--- start of SUPPLIED INFORMATION ---

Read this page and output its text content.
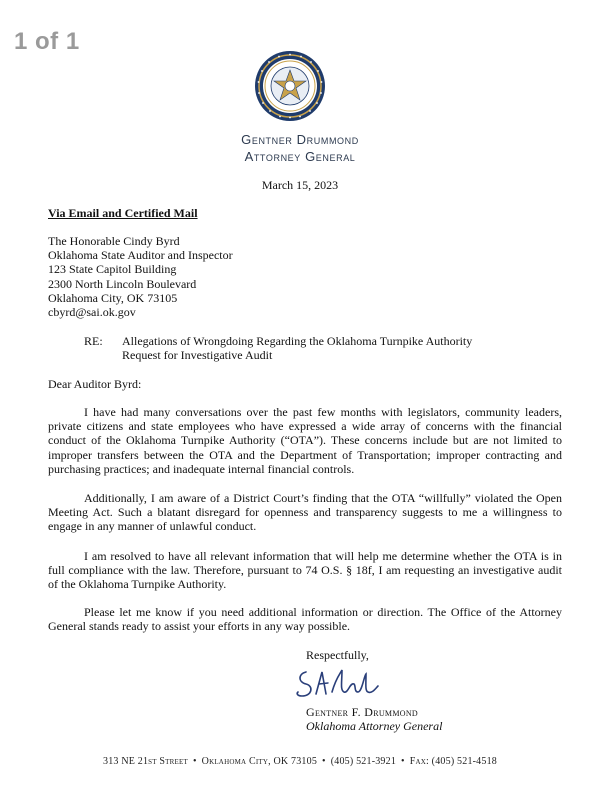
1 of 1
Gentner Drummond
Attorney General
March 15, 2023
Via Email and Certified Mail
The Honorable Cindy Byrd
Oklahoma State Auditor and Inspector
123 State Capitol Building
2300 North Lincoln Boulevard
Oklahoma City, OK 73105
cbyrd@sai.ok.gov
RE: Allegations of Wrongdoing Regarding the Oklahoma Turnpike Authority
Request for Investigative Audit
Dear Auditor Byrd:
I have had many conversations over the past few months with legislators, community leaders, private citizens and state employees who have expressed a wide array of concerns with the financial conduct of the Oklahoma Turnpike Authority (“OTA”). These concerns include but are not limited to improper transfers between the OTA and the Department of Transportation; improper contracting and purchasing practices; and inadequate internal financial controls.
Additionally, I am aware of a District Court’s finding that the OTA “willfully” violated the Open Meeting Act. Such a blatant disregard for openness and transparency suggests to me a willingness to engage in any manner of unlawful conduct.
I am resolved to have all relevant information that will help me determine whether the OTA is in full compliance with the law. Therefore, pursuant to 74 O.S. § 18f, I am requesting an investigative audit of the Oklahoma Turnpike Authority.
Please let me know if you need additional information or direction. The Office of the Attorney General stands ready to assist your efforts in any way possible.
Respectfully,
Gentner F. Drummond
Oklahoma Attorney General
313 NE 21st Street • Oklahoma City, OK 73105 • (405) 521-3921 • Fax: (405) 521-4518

--- end of SUPPLIED INFORMATION ---
--- start of SUPPLIED INFORMATION ---

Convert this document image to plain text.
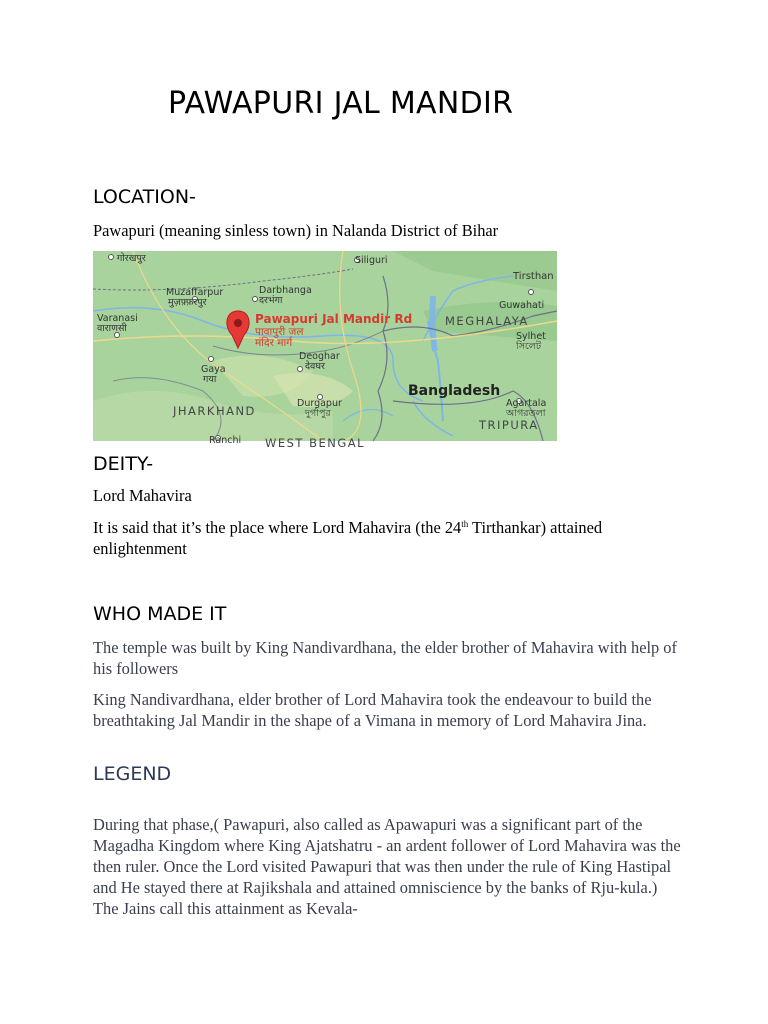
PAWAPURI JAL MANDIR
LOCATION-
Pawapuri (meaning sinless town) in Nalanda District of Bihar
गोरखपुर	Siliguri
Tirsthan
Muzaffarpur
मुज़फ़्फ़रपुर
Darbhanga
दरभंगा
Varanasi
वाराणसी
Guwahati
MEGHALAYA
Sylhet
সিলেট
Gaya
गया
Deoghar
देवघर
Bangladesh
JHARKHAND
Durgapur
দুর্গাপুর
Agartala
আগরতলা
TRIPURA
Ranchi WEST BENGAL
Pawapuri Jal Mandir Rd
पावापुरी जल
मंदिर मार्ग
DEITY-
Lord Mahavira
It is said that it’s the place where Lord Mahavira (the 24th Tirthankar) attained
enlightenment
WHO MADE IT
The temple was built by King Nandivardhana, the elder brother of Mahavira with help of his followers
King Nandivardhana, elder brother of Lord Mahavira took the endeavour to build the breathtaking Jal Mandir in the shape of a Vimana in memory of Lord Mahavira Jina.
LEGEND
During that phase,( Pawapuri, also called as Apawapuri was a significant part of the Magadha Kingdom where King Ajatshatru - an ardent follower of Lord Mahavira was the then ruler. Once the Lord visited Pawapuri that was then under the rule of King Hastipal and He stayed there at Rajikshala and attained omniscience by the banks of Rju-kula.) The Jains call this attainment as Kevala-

--- end of SUPPLIED INFORMATION ---
--- start of SUPPLIED INFORMATION ---

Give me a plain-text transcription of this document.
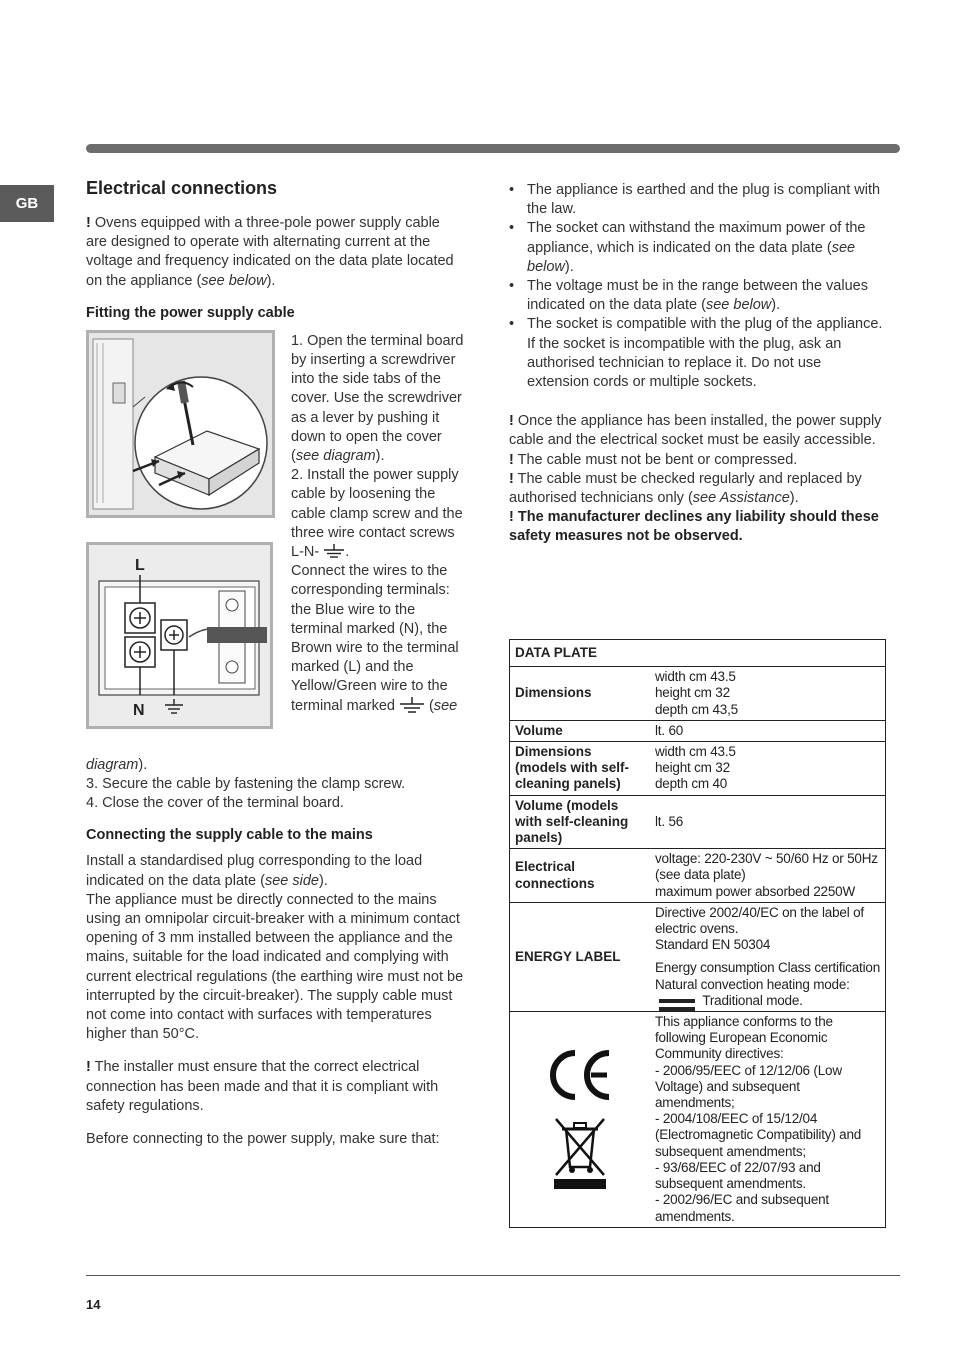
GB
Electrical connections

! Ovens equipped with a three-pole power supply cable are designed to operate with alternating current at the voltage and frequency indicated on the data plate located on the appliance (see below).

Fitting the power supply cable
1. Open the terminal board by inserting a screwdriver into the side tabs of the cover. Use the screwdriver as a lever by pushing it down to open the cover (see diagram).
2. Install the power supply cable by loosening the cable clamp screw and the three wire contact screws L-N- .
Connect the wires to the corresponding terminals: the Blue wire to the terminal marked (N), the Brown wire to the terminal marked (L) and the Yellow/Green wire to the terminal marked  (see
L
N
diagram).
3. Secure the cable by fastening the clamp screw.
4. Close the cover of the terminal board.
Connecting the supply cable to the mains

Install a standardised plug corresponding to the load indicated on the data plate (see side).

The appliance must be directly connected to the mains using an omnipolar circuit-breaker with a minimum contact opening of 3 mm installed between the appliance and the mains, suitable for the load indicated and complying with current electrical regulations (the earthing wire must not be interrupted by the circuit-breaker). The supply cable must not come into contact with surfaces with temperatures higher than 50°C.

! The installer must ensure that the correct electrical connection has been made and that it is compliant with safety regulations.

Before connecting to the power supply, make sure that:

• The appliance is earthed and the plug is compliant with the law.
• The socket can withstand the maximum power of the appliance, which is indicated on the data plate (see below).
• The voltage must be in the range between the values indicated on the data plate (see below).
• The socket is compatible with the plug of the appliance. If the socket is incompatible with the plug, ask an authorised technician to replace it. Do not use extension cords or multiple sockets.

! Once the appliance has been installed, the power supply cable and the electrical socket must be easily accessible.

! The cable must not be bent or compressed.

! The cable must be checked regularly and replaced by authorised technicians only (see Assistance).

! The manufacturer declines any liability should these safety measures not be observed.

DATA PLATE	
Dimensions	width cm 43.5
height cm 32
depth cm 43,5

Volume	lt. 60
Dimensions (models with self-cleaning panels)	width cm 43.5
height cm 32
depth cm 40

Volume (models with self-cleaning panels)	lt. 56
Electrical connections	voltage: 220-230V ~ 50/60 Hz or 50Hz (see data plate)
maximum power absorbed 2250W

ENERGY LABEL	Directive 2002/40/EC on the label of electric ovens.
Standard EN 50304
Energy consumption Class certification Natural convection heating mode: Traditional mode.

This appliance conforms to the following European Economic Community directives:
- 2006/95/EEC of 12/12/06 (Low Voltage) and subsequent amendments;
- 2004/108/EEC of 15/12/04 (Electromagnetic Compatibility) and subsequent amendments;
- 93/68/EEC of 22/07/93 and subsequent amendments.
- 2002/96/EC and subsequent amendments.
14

--- end of SUPPLIED INFORMATION ---

◆ **SET EXERCISE**:
Gather and return every line that holds the string "wire".

◆ **EXERCISE RESULT**:
2. Install the power supply cable by loosening the cable clamp screw and the three wire contact screws L-N- .
Connect the wires to the corresponding terminals: the Blue wire to the terminal marked (N), the Brown wire to the terminal marked (L) and the Yellow/Green wire to the terminal marked  (see
The appliance must be directly connected to the mains using an omnipolar circuit-breaker with a minimum contact opening of 3 mm installed between the appliance and the mains, suitable for the load indicated and complying with current electrical regulations (the earthing wire must not be interrupted by the circuit-breaker). The supply cable must not come into contact with surfaces with temperatures higher than 50°C.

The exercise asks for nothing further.